(Records about charts and figures)
○ ○ ○ ○

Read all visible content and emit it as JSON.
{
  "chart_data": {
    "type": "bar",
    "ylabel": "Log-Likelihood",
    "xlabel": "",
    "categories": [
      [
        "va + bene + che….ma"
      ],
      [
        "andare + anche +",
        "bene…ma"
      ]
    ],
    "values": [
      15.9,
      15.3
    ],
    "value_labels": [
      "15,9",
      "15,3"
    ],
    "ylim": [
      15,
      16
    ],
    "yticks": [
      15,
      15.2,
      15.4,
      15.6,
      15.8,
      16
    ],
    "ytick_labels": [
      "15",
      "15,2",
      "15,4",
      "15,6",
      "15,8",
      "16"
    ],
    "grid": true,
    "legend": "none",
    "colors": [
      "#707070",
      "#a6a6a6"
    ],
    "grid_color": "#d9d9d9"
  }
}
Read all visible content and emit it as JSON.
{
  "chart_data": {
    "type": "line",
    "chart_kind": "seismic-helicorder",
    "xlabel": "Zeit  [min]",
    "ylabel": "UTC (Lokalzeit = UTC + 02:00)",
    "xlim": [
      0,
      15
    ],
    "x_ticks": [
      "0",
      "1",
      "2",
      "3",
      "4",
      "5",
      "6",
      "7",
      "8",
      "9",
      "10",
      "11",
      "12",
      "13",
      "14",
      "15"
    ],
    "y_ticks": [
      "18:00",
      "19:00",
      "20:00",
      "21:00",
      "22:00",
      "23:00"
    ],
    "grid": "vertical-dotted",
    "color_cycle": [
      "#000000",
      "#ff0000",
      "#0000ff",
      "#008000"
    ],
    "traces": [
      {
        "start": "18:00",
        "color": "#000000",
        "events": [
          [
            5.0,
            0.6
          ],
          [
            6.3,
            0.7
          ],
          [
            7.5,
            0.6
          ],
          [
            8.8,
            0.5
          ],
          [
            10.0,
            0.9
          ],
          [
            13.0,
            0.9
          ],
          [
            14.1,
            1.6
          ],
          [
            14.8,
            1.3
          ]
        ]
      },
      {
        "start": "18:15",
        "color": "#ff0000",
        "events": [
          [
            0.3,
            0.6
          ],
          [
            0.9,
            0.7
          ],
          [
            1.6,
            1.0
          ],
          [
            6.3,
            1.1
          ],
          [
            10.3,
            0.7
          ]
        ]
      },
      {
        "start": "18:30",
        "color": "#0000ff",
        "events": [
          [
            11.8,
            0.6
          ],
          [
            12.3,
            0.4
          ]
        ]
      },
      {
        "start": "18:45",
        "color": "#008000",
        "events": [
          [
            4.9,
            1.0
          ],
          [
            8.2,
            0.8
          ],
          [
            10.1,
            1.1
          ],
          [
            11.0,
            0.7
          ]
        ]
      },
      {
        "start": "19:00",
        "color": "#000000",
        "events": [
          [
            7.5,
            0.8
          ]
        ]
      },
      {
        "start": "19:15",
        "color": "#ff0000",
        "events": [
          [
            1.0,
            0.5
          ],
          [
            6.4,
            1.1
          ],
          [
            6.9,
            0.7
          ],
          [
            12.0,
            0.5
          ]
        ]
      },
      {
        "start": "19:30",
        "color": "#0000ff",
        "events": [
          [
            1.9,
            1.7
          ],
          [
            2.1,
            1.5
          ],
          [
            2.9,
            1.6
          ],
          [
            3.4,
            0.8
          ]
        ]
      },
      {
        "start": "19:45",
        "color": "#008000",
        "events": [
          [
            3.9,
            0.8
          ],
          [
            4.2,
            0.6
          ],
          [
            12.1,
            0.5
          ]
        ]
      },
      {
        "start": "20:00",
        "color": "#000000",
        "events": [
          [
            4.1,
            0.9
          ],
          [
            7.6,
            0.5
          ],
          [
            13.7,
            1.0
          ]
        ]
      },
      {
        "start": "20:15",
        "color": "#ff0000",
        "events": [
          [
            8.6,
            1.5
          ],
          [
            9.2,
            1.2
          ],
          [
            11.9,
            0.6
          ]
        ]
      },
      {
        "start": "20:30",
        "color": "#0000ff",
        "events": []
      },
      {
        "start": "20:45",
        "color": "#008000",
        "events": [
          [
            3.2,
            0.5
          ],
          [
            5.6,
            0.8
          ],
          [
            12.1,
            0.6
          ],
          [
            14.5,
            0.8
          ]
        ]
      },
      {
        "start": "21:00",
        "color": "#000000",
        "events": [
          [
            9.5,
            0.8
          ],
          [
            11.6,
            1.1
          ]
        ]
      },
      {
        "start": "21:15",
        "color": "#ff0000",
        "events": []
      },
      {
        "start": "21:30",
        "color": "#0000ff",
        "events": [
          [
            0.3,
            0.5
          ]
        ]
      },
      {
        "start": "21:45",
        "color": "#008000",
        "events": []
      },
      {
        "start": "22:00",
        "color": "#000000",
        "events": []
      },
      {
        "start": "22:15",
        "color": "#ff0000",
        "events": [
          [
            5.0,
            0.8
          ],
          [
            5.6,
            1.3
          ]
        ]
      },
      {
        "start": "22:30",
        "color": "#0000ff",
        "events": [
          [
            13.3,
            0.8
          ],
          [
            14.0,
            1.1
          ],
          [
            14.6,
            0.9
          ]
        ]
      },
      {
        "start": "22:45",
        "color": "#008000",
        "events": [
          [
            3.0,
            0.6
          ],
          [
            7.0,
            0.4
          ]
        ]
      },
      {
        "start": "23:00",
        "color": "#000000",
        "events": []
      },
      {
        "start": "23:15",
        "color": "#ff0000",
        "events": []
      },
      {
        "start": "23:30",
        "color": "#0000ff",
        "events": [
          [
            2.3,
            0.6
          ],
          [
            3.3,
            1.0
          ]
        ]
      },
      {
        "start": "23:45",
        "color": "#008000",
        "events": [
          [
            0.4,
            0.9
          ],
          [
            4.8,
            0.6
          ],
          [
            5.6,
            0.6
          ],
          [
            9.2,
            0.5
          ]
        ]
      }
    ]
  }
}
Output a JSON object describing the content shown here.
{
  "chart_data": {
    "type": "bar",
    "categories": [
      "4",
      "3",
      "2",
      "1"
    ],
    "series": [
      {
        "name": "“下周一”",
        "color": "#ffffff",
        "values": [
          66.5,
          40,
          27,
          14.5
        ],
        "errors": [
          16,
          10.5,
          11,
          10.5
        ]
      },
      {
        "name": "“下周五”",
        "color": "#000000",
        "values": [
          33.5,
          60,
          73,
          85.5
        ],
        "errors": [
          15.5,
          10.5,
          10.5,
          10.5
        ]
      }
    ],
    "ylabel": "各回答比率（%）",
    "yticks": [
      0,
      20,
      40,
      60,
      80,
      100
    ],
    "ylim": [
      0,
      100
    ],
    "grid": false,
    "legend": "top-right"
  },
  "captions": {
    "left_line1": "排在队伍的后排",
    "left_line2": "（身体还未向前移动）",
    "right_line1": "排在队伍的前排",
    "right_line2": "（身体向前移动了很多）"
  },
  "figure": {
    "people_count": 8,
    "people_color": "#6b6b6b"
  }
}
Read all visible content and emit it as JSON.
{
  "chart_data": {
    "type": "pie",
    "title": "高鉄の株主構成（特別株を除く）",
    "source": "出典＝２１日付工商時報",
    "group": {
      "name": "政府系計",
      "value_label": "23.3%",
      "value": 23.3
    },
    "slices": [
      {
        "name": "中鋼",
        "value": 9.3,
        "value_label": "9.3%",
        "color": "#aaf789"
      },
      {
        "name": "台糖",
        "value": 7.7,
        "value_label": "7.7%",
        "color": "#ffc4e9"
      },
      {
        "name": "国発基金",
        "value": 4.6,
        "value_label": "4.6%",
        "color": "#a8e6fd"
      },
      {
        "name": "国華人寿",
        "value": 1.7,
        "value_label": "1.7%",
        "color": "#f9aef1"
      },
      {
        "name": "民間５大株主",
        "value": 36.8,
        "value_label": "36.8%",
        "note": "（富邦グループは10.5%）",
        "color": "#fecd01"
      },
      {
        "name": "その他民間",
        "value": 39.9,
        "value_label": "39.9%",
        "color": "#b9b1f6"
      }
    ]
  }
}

○ ○ ○ ○

Aim of the task
Find the word "ylabel" in the material, then list each line that holds it.

Full answer
    "ylabel": "Log-Likelihood",
    "ylabel": "UTC (Lokalzeit = UTC + 02:00)",
    "ylabel": "各回答比率（%）",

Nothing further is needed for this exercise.